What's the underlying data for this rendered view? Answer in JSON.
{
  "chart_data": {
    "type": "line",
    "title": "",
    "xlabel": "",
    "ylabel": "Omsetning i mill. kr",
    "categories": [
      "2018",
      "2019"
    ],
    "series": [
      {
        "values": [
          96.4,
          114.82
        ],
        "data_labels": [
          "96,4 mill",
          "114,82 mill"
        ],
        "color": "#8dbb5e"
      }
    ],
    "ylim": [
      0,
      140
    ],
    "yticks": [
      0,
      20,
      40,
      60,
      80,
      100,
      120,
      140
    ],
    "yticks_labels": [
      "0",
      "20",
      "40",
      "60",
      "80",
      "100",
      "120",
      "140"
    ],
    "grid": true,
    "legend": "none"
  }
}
######
Exercise directions >> All of the data shown above must be copied exactly.

Response for this exercise >>
What's the underlying data for this rendered view? Answer in JSON.
{
  "chart_data": {
    "type": "line",
    "title": "",
    "xlabel": "",
    "ylabel": "Omsetning i mill. kr",
    "categories": [
      "2018",
      "2019"
    ],
    "series": [
      {
        "values": [
          96.4,
          114.82
        ],
        "data_labels": [
          "96,4 mill",
          "114,82 mill"
        ],
        "color": "#8dbb5e"
      }
    ],
    "ylim": [
      0,
      140
    ],
    "yticks": [
      0,
      20,
      40,
      60,
      80,
      100,
      120,
      140
    ],
    "yticks_labels": [
      "0",
      "20",
      "40",
      "60",
      "80",
      "100",
      "120",
      "140"
    ],
    "grid": true,
    "legend": "none"
  }
}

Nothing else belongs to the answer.